What the task requires =>
Copy every line of the data that contains the string "points".

Record set =>
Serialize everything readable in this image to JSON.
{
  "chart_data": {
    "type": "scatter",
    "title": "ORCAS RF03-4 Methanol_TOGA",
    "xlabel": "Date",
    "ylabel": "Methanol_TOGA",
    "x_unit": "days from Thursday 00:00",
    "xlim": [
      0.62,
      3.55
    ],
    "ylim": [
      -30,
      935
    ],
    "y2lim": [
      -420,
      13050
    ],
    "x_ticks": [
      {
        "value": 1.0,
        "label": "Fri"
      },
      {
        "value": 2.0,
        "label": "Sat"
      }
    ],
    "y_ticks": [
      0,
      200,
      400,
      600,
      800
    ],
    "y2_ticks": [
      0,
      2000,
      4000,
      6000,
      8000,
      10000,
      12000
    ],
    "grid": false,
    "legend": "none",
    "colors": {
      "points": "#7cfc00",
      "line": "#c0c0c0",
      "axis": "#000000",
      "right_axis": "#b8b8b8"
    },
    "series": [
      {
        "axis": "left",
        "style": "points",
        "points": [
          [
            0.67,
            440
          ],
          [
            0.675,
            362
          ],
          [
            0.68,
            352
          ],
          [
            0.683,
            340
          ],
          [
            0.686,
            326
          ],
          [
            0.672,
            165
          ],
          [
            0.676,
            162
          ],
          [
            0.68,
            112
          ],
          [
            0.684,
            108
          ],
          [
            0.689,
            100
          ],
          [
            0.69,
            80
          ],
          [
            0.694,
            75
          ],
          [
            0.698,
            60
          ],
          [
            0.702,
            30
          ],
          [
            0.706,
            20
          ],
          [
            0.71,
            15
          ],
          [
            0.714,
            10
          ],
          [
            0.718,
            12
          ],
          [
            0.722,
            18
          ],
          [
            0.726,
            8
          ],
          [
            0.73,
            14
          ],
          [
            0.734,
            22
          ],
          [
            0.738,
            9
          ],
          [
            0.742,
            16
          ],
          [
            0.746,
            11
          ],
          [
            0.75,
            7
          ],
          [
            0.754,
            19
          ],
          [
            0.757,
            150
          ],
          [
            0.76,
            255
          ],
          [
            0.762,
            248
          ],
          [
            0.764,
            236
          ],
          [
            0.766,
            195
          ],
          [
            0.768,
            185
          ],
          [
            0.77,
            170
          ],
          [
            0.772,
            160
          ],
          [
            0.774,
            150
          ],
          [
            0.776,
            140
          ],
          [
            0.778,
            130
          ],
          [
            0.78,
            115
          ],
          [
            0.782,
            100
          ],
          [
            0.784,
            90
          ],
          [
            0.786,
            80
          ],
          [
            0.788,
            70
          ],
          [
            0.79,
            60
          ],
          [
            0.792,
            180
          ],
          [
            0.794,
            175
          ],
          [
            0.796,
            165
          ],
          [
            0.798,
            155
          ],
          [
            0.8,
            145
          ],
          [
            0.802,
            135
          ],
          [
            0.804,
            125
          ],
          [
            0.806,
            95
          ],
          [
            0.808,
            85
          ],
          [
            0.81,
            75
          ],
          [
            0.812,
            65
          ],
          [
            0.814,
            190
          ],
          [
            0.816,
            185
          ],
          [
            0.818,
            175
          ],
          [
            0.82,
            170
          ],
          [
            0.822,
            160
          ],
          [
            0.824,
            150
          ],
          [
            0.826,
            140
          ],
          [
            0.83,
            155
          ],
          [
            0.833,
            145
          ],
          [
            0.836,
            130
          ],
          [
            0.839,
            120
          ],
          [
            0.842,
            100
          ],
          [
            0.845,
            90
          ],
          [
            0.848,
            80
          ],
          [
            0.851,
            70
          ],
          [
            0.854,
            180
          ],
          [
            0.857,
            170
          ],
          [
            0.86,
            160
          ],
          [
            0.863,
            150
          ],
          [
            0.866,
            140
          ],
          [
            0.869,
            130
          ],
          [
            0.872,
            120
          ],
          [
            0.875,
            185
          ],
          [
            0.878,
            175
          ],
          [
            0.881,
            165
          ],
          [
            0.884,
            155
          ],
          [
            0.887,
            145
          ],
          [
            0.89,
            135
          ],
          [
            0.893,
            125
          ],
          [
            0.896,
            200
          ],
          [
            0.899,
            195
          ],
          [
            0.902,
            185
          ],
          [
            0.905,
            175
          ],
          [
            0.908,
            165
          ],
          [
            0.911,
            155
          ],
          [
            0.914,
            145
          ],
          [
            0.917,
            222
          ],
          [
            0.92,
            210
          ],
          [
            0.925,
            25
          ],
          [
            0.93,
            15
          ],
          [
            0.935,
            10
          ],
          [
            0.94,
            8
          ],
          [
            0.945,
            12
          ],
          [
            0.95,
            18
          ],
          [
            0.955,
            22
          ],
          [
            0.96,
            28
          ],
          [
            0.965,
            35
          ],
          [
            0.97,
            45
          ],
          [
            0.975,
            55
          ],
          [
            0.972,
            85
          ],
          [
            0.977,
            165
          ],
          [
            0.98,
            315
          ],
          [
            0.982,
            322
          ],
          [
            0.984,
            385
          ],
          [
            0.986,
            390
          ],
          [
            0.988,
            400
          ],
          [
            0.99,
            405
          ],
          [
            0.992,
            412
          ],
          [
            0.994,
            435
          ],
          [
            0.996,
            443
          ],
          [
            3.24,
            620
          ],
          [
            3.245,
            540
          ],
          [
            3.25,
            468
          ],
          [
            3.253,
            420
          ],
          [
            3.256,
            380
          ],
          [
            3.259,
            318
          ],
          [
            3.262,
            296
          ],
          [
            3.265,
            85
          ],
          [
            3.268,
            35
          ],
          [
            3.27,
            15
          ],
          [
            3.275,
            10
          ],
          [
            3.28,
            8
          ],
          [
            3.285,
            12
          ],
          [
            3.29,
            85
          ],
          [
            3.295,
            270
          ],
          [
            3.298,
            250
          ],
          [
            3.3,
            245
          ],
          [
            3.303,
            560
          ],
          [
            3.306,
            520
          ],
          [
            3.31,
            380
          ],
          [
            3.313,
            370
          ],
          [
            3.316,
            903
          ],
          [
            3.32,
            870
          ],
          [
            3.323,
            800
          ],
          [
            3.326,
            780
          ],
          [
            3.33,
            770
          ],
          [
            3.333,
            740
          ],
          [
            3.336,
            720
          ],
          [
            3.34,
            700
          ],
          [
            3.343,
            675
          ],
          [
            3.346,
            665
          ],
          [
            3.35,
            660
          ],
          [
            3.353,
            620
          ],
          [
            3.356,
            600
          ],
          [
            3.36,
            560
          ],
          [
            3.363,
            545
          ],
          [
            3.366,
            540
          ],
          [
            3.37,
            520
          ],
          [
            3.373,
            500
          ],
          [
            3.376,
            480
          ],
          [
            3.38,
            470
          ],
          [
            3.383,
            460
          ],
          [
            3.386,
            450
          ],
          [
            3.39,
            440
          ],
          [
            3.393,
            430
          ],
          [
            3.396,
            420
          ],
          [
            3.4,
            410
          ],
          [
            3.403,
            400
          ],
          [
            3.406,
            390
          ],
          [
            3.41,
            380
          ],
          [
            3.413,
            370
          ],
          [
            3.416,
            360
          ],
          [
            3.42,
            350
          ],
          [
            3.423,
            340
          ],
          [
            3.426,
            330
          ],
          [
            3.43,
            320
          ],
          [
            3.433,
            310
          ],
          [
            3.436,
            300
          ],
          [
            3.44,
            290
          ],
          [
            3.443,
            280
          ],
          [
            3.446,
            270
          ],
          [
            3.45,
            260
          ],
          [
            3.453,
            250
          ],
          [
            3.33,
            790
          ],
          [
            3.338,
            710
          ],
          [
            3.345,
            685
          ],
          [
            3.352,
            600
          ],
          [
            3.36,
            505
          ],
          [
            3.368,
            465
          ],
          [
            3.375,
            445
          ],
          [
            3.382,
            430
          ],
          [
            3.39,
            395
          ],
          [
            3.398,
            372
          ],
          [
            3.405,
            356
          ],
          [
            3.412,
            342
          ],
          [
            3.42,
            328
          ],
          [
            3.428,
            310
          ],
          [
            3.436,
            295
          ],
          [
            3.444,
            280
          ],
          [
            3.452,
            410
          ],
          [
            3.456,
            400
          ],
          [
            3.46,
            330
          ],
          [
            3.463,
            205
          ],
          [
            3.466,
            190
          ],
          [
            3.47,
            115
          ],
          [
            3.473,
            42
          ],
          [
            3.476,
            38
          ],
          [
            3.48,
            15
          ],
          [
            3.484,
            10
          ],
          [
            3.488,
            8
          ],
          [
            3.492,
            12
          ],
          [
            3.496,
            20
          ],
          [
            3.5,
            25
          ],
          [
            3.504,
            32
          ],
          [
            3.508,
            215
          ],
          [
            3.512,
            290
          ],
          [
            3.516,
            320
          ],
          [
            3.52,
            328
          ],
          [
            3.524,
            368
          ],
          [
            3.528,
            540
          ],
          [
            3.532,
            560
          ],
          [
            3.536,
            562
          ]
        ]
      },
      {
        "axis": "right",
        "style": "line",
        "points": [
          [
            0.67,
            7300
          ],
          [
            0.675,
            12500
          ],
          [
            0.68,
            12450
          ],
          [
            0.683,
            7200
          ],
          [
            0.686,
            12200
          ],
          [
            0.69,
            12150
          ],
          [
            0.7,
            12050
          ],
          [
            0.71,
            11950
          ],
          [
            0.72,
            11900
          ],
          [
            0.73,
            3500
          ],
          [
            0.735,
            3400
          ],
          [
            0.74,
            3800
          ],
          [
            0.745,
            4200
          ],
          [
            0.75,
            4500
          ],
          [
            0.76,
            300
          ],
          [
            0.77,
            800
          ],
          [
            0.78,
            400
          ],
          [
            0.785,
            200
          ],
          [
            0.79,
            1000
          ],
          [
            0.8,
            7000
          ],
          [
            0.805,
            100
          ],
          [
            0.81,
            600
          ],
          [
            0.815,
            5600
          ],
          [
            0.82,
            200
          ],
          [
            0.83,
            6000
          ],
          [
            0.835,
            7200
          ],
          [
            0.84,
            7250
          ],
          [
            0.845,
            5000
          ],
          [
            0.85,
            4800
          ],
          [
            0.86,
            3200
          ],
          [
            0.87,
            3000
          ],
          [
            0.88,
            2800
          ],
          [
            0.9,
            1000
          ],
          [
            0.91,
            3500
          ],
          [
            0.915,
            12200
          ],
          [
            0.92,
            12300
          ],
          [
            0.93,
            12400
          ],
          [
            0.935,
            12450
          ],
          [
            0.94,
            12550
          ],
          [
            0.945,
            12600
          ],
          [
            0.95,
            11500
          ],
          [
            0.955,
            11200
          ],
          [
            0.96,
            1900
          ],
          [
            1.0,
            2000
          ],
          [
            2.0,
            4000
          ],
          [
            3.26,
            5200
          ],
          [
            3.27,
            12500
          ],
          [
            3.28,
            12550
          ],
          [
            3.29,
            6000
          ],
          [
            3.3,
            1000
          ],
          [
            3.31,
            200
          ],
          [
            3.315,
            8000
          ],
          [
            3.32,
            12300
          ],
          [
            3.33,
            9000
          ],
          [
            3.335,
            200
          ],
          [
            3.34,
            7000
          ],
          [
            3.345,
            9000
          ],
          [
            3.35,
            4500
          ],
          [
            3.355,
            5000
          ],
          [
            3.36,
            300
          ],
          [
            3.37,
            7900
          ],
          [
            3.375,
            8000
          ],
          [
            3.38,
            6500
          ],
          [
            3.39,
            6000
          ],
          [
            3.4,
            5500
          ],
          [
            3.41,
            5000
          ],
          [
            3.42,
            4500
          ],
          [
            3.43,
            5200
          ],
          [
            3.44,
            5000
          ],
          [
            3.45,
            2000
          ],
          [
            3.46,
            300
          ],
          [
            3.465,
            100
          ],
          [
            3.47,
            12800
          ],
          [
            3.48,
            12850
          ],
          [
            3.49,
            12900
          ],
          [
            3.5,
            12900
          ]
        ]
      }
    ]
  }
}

Solved exercise =>
      "points": "#7cfc00",
        "style": "points",
        "points": [
        "points": [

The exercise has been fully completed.